→ **What to do**
Word for word, print each line of the listing below; pictures stay out.

→ **Recorded data**
*****
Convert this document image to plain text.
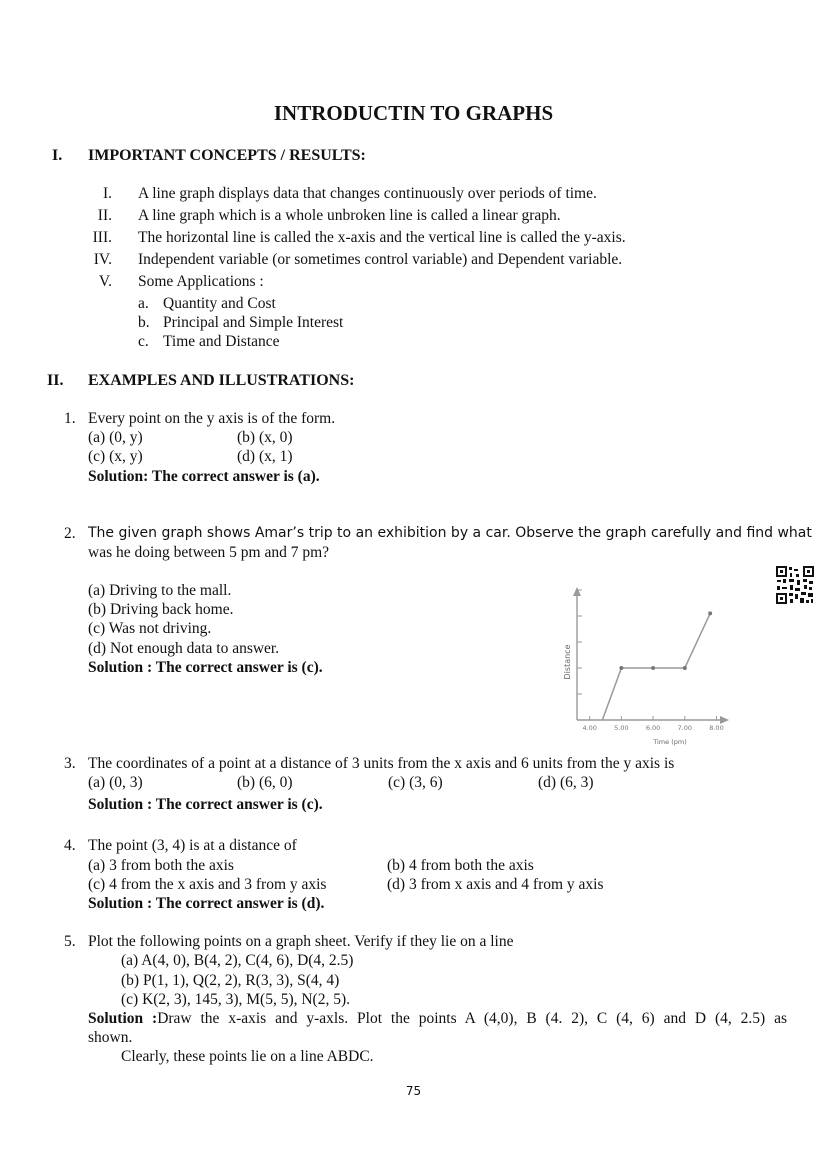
INTRODUCTIN TO GRAPHS
I. IMPORTANT CONCEPTS / RESULTS:
I. A line graph displays data that changes continuously over periods of time.
II. A line graph which is a whole unbroken line is called a linear graph.
III. The horizontal line is called the x-axis and the vertical line is called the y-axis.
IV. Independent variable (or sometimes control variable) and Dependent variable.
V. Some Applications :
a. Quantity and Cost
b. Principal and Simple Interest
c. Time and Distance
II. EXAMPLES AND ILLUSTRATIONS:
1. Every point on the y axis is of the form.
(a) (0, y)	(b) (x, 0)
(c) (x, y)	(d) (x, 1)
Solution: The correct answer is (a).
2. The given graph shows Amar’s trip to an exhibition by a car. Observe the graph carefully and find what
was he doing between 5 pm and 7 pm?
(a) Driving to the mall.
(b) Driving back home.
(c) Was not driving.
(d) Not enough data to answer.
Solution : The correct answer is (c).	Distance
Time (pm)
4.00	5.00	6.00	7.00	8.00
3. The coordinates of a point at a distance of 3 units from the x axis and 6 units from the y axis is
(a) (0, 3)	(b) (6, 0)	(c) (3, 6)	(d) (6, 3)
Solution : The correct answer is (c).
4. The point (3, 4) is at a distance of
(a) 3 from both the axis	(b) 4 from both the axis
(c) 4 from the x axis and 3 from y axis	(d) 3 from x axis and 4 from y axis
Solution : The correct answer is (d).
5. Plot the following points on a graph sheet. Verify if they lie on a line
(a) A(4, 0), B(4, 2), C(4, 6), D(4, 2.5)
(b) P(1, 1), Q(2, 2), R(3, 3), S(4, 4)
(c) K(2, 3), 145, 3), M(5, 5), N(2, 5).
Solution :Draw the x-axis and y-axls. Plot the points A (4,0), B (4. 2), C (4, 6) and D (4, 2.5) as
shown.
Clearly, these points lie on a line ABDC.
75
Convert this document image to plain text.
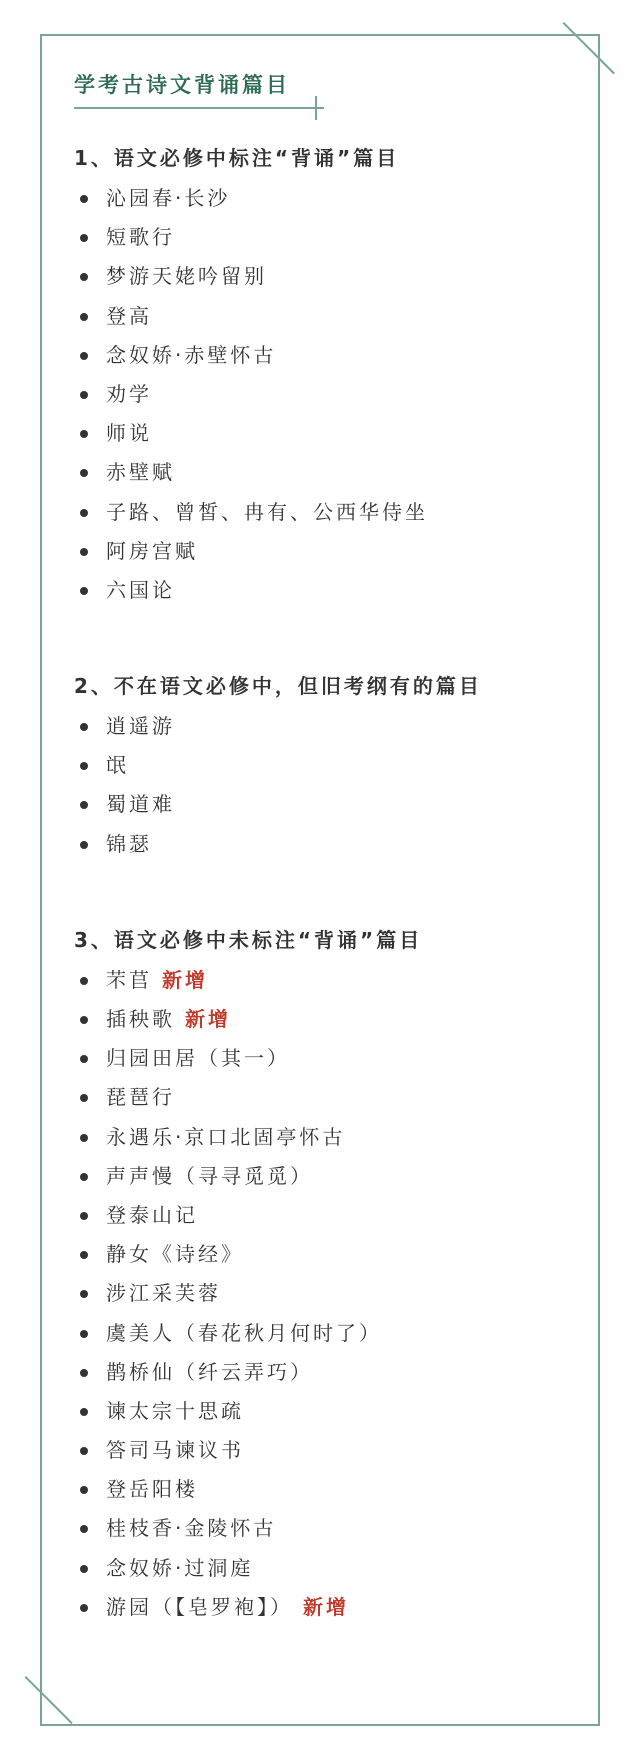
学考古诗文背诵篇目
1、语文必修中标注“背诵”篇目
沁园春·长沙
短歌行
梦游天姥吟留别
登高
念奴娇·赤壁怀古
劝学
师说
赤壁赋
子路、曾皙、冉有、公西华侍坐
阿房宫赋
六国论
2、不在语文必修中，但旧考纲有的篇目
逍遥游
氓
蜀道难
锦瑟
3、语文必修中未标注“背诵”篇目
芣苢 新增
插秧歌 新增
归园田居（其一）
琵琶行
永遇乐·京口北固亭怀古
声声慢（寻寻觅觅）
登泰山记
静女《诗经》
涉江采芙蓉
虞美人（春花秋月何时了）
鹊桥仙（纤云弄巧）
谏太宗十思疏
答司马谏议书
登岳阳楼
桂枝香·金陵怀古
念奴娇·过洞庭
游园（【皂罗袍】） 新增
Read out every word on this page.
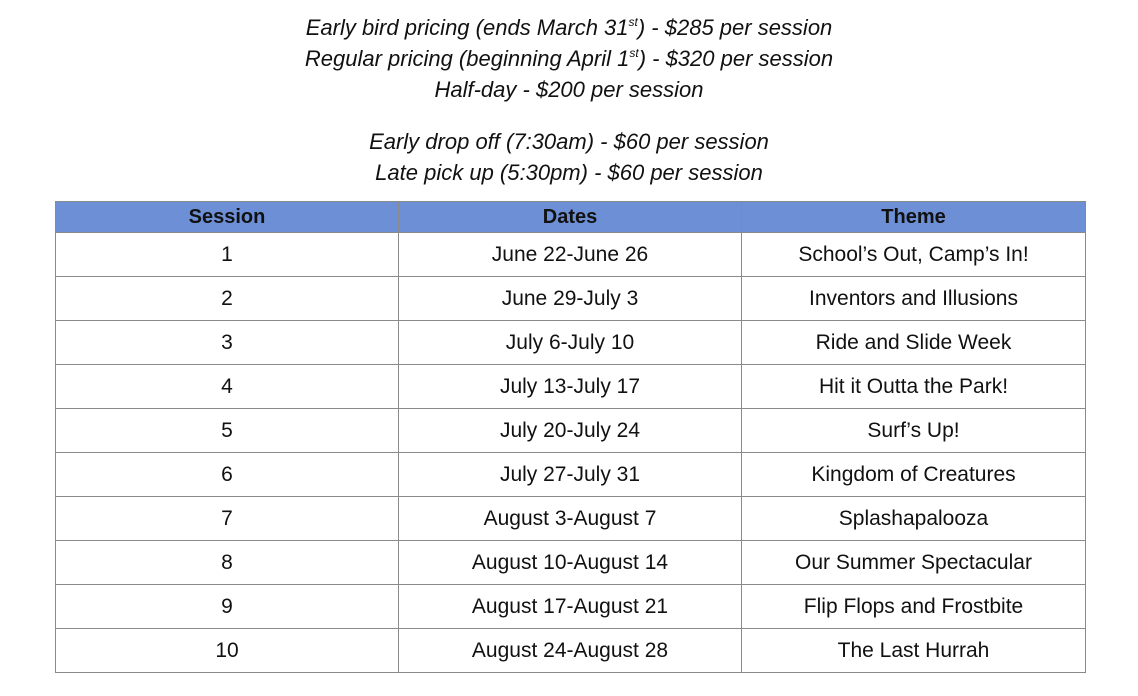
Early bird pricing (ends March 31st) - $285 per session
Regular pricing (beginning April 1st) - $320 per session
Half-day - $200 per session
Early drop off (7:30am) - $60 per session
Late pick up (5:30pm) - $60 per session
Session	Dates	Theme
1	June 22-June 26	School’s Out, Camp’s In!
2	June 29-July 3	Inventors and Illusions
3	July 6-July 10	Ride and Slide Week
4	July 13-July 17	Hit it Outta the Park!
5	July 20-July 24	Surf’s Up!
6	July 27-July 31	Kingdom of Creatures
7	August 3-August 7	Splashapalooza
8	August 10-August 14	Our Summer Spectacular
9	August 17-August 21	Flip Flops and Frostbite
10	August 24-August 28	The Last Hurrah
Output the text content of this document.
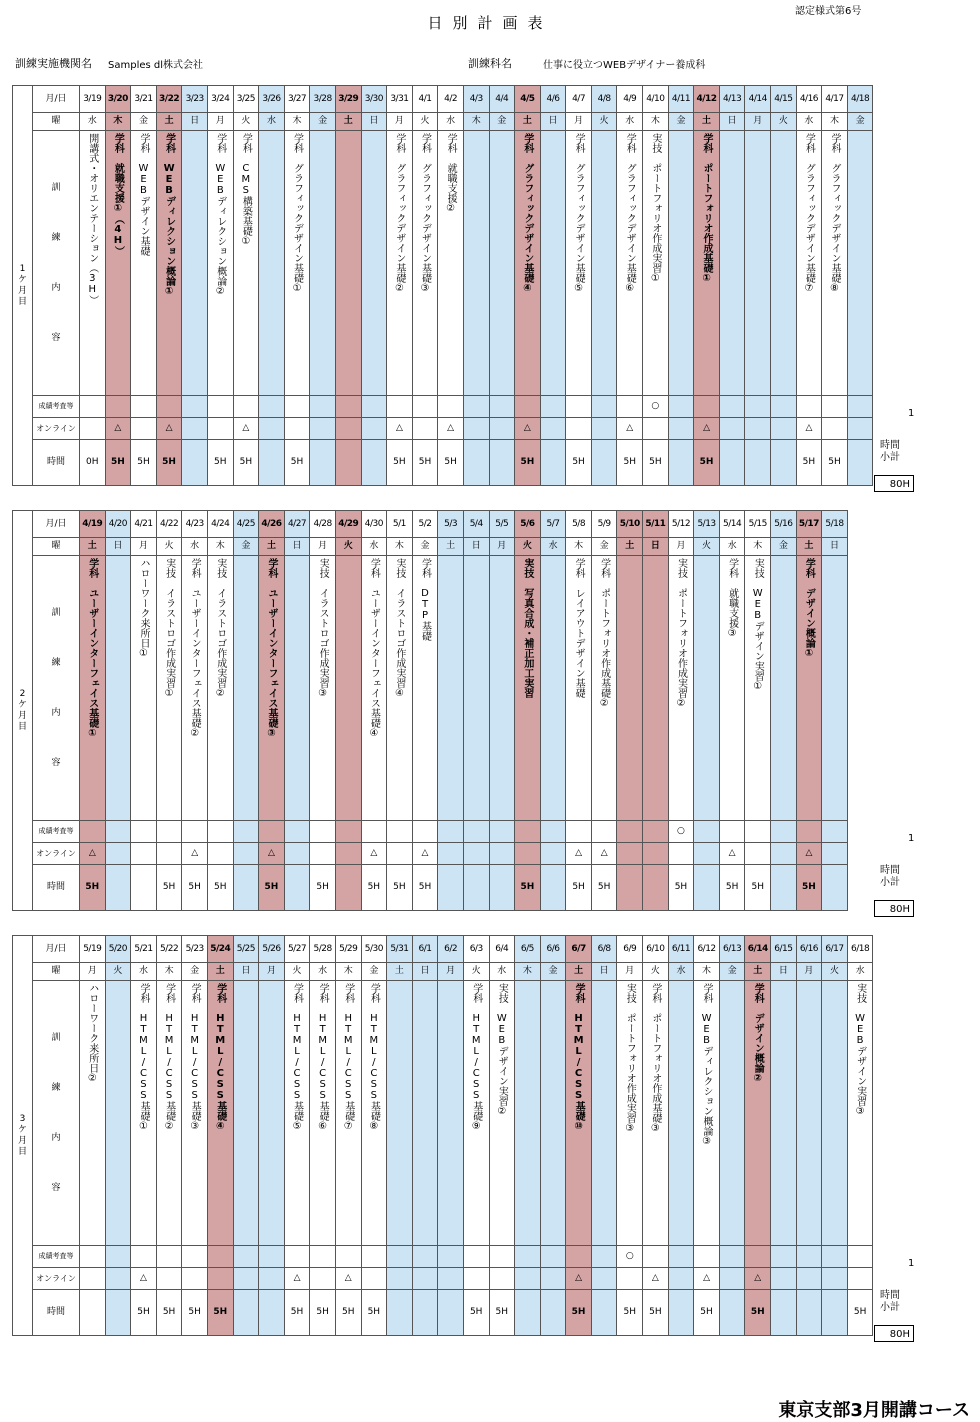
認定様式第6号
日別計画表
訓練実施機関名 Samples dl株式会社	訓練科名	仕事に役立つWEBデザイナー養成科
1
ケ
月
目	月/日	3/19	3/20	3/21	3/22	3/23	3/24	3/25	3/26	3/27	3/28	3/29	3/30	3/31	4/1	4/2	4/3	4/4	4/5	4/6	4/7	4/8	4/9	4/10	4/11	4/12	4/13	4/14	4/15	4/16	4/17	4/18
	曜	水	木	金	土	日	月	火	水	木	金	土	日	月	火	水	木	金	土	日	月	火	水	木	金	土	日	月	火	水	木	金

	訓
練
内
容	開講式・オリエンテーション（3H）	学科　就職支援①（4H）	学科　WEBデザイン基礎	学科　WEBディレクション概論①		学科　WEBディレクション概論②	学科　CMS構築基礎①		学科　グラフィックデザイン基礎①				学科　グラフィックデザイン基礎②	学科　グラフィックデザイン基礎③	学科　就職支援②			学科　グラフィックデザイン基礎④		学科　グラフィックデザイン基礎⑤		学科　グラフィックデザイン基礎⑥	実技　ポートフォリオ作成実習①		学科　ポートフォリオ作成基礎①				学科　グラフィックデザイン基礎⑦	学科　グラフィックデザイン基礎⑧	

	成績考査等																							○								
	オンライン		△		△			△						△		△			△				△			△				△		
	時間	0H	5H	5H	5H		5H	5H		5H				5H	5H	5H			5H		5H		5H	5H		5H				5H	5H	
2
ケ
月
目	月/日	4/19	4/20	4/21	4/22	4/23	4/24	4/25	4/26	4/27	4/28	4/29	4/30	5/1	5/2	5/3	5/4	5/5	5/6	5/7	5/8	5/9	5/10	5/11	5/12	5/13	5/14	5/15	5/16	5/17	5/18
	曜	土	日	月	火	水	木	金	土	日	月	火	水	木	金	土	日	月	火	水	木	金	土	日	月	火	水	木	金	土	日

	訓
練
内
容	学科　ユーザーインターフェイス基礎①		ハローワーク来所日①	実技　イラストロゴ作成実習①	学科　ユーザーインターフェイス基礎②	実技　イラストロゴ作成実習②		学科　ユーザーインターフェイス基礎③		実技　イラストロゴ作成実習③		学科　ユーザーインターフェイス基礎④	実技　イラストロゴ作成実習④	学科　DTP基礎				実技　写真合成・補正加工実習		学科　レイアウトデザイン基礎	学科　ポートフォリオ作成基礎②			実技　ポートフォリオ作成実習②		学科　就職支援③	実技　WEBデザイン実習①		学科　デザイン概論①	

	成績考査等																								○						
	オンライン	△				△			△				△		△						△	△					△			△	
	時間	5H			5H	5H	5H		5H		5H		5H	5H	5H				5H		5H	5H			5H		5H	5H		5H	
3
ケ
月
目	月/日	5/19	5/20	5/21	5/22	5/23	5/24	5/25	5/26	5/27	5/28	5/29	5/30	5/31	6/1	6/2	6/3	6/4	6/5	6/6	6/7	6/8	6/9	6/10	6/11	6/12	6/13	6/14	6/15	6/16	6/17	6/18
	曜	月	火	水	木	金	土	日	月	火	水	木	金	土	日	月	火	水	木	金	土	日	月	火	水	木	金	土	日	月	火	水

	訓
練
内
容	ハローワーク来所日②		学科　HTML/CSS基礎①	学科　HTML/CSS基礎②	学科　HTML/CSS基礎③	学科　HTML/CSS基礎④			学科　HTML/CSS基礎⑤	学科　HTML/CSS基礎⑥	学科　HTML/CSS基礎⑦	学科　HTML/CSS基礎⑧				学科　HTML/CSS基礎⑨	実技　WEBデザイン実習②			学科　HTML/CSS基礎⑩		実技　ポートフォリオ作成実習③	学科　ポートフォリオ作成基礎③		学科　WEBディレクション概論③		学科　デザイン概論②				実技　WEBデザイン実習③

	成績考査等																						○									
	オンライン			△						△		△									△			△		△		△				
	時間			5H	5H	5H	5H			5H	5H	5H	5H				5H	5H			5H		5H	5H		5H		5H				5H
東京支部3月開講コース
1
時間
小計
80H
1
時間
小計
80H
1
時間
小計
80H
*****
→ **Exercise response**
Convert this document image to plain text.
INTRODUCTIN TO GRAPHS
I. IMPORTANT CONCEPTS / RESULTS:
I. A line graph displays data that changes continuously over periods of time.
II. A line graph which is a whole unbroken line is called a linear graph.
III. The horizontal line is called the x-axis and the vertical line is called the y-axis.
IV. Independent variable (or sometimes control variable) and Dependent variable.
V. Some Applications :
a. Quantity and Cost
b. Principal and Simple Interest
c. Time and Distance
II. EXAMPLES AND ILLUSTRATIONS:
1. Every point on the y axis is of the form.
(a) (0, y)	(b) (x, 0)
(c) (x, y)	(d) (x, 1)
Solution: The correct answer is (a).
2. The given graph shows Amar’s trip to an exhibition by a car. Observe the graph carefully and find what
was he doing between 5 pm and 7 pm?
(a) Driving to the mall.
(b) Driving back home.
(c) Was not driving.
(d) Not enough data to answer.
Solution : The correct answer is (c).	Distance
Time (pm)
4.00	5.00	6.00	7.00	8.00
3. The coordinates of a point at a distance of 3 units from the x axis and 6 units from the y axis is
(a) (0, 3)	(b) (6, 0)	(c) (3, 6)	(d) (6, 3)
Solution : The correct answer is (c).
4. The point (3, 4) is at a distance of
(a) 3 from both the axis	(b) 4 from both the axis
(c) 4 from the x axis and 3 from y axis	(d) 3 from x axis and 4 from y axis
Solution : The correct answer is (d).
5. Plot the following points on a graph sheet. Verify if they lie on a line
(a) A(4, 0), B(4, 2), C(4, 6), D(4, 2.5)
(b) P(1, 1), Q(2, 2), R(3, 3), S(4, 4)
(c) K(2, 3), 145, 3), M(5, 5), N(2, 5).
Solution :Draw the x-axis and y-axls. Plot the points A (4,0), B (4. 2), C (4, 6) and D (4, 2.5) as
shown.
Clearly, these points lie on a line ABDC.
75
Convert this document image to plain text.
学考古诗文背诵篇目
1、语文必修中标注“背诵”篇目
沁园春·长沙
短歌行
梦游天姥吟留别
登高
念奴娇·赤壁怀古
劝学
师说
赤壁赋
子路、曾皙、冉有、公西华侍坐
阿房宫赋
六国论
2、不在语文必修中，但旧考纲有的篇目
逍遥游
氓
蜀道难
锦瑟
3、语文必修中未标注“背诵”篇目
芣苢 新增
插秧歌 新增
归园田居（其一）
琵琶行
永遇乐·京口北固亭怀古
声声慢（寻寻觅觅）
登泰山记
静女《诗经》
涉江采芙蓉
虞美人（春花秋月何时了）
鹊桥仙（纤云弄巧）
谏太宗十思疏
答司马谏议书
登岳阳楼
桂枝香·金陵怀古
念奴娇·过洞庭
游园（【皂罗袍】） 新增
Read out every word on this page.
Early bird pricing (ends March 31st) - $285 per session
Regular pricing (beginning April 1st) - $320 per session
Half-day - $200 per session
Early drop off (7:30am) - $60 per session
Late pick up (5:30pm) - $60 per session
Session	Dates	Theme
1	June 22-June 26	School’s Out, Camp’s In!
2	June 29-July 3	Inventors and Illusions
3	July 6-July 10	Ride and Slide Week
4	July 13-July 17	Hit it Outta the Park!
5	July 20-July 24	Surf’s Up!
6	July 27-July 31	Kingdom of Creatures
7	August 3-August 7	Splashapalooza
8	August 10-August 14	Our Summer Spectacular
9	August 17-August 21	Flip Flops and Frostbite
10	August 24-August 28	The Last Hurrah
Output the text content of this document.
認定様式第6号
日別計画表
訓練実施機関名 Samples dl株式会社	訓練科名	仕事に役立つWEBデザイナー養成科
1
ケ
月
目	月/日	3/19	3/20	3/21	3/22	3/23	3/24	3/25	3/26	3/27	3/28	3/29	3/30	3/31	4/1	4/2	4/3	4/4	4/5	4/6	4/7	4/8	4/9	4/10	4/11	4/12	4/13	4/14	4/15	4/16	4/17	4/18
	曜	水	木	金	土	日	月	火	水	木	金	土	日	月	火	水	木	金	土	日	月	火	水	木	金	土	日	月	火	水	木	金

	訓
練
内
容	開講式・オリエンテーション（3H）	学科　就職支援①（4H）	学科　WEBデザイン基礎	学科　WEBディレクション概論①		学科　WEBディレクション概論②	学科　CMS構築基礎①		学科　グラフィックデザイン基礎①				学科　グラフィックデザイン基礎②	学科　グラフィックデザイン基礎③	学科　就職支援②			学科　グラフィックデザイン基礎④		学科　グラフィックデザイン基礎⑤		学科　グラフィックデザイン基礎⑥	実技　ポートフォリオ作成実習①		学科　ポートフォリオ作成基礎①				学科　グラフィックデザイン基礎⑦	学科　グラフィックデザイン基礎⑧	

	成績考査等																							○								
	オンライン		△		△			△						△		△			△				△			△				△		
	時間	0H	5H	5H	5H		5H	5H		5H				5H	5H	5H			5H		5H		5H	5H		5H				5H	5H	
2
ケ
月
目	月/日	4/19	4/20	4/21	4/22	4/23	4/24	4/25	4/26	4/27	4/28	4/29	4/30	5/1	5/2	5/3	5/4	5/5	5/6	5/7	5/8	5/9	5/10	5/11	5/12	5/13	5/14	5/15	5/16	5/17	5/18
	曜	土	日	月	火	水	木	金	土	日	月	火	水	木	金	土	日	月	火	水	木	金	土	日	月	火	水	木	金	土	日

	訓
練
内
容	学科　ユーザーインターフェイス基礎①		ハローワーク来所日①	実技　イラストロゴ作成実習①	学科　ユーザーインターフェイス基礎②	実技　イラストロゴ作成実習②		学科　ユーザーインターフェイス基礎③		実技　イラストロゴ作成実習③		学科　ユーザーインターフェイス基礎④	実技　イラストロゴ作成実習④	学科　DTP基礎				実技　写真合成・補正加工実習		学科　レイアウトデザイン基礎	学科　ポートフォリオ作成基礎②			実技　ポートフォリオ作成実習②		学科　就職支援③	実技　WEBデザイン実習①		学科　デザイン概論①	

	成績考査等																								○						
	オンライン	△				△			△				△		△						△	△					△			△	
	時間	5H			5H	5H	5H		5H		5H		5H	5H	5H				5H		5H	5H			5H		5H	5H		5H	
3
ケ
月
目	月/日	5/19	5/20	5/21	5/22	5/23	5/24	5/25	5/26	5/27	5/28	5/29	5/30	5/31	6/1	6/2	6/3	6/4	6/5	6/6	6/7	6/8	6/9	6/10	6/11	6/12	6/13	6/14	6/15	6/16	6/17	6/18
	曜	月	火	水	木	金	土	日	月	火	水	木	金	土	日	月	火	水	木	金	土	日	月	火	水	木	金	土	日	月	火	水

	訓
練
内
容	ハローワーク来所日②		学科　HTML/CSS基礎①	学科　HTML/CSS基礎②	学科　HTML/CSS基礎③	学科　HTML/CSS基礎④			学科　HTML/CSS基礎⑤	学科　HTML/CSS基礎⑥	学科　HTML/CSS基礎⑦	学科　HTML/CSS基礎⑧				学科　HTML/CSS基礎⑨	実技　WEBデザイン実習②			学科　HTML/CSS基礎⑩		実技　ポートフォリオ作成実習③	学科　ポートフォリオ作成基礎③		学科　WEBディレクション概論③		学科　デザイン概論②				実技　WEBデザイン実習③

	成績考査等																						○									
	オンライン			△						△		△									△			△		△		△				
	時間			5H	5H	5H	5H			5H	5H	5H	5H				5H	5H			5H		5H	5H		5H		5H				5H
東京支部3月開講コース
1
時間
小計
80H
1
時間
小計
80H
1
時間
小計
80H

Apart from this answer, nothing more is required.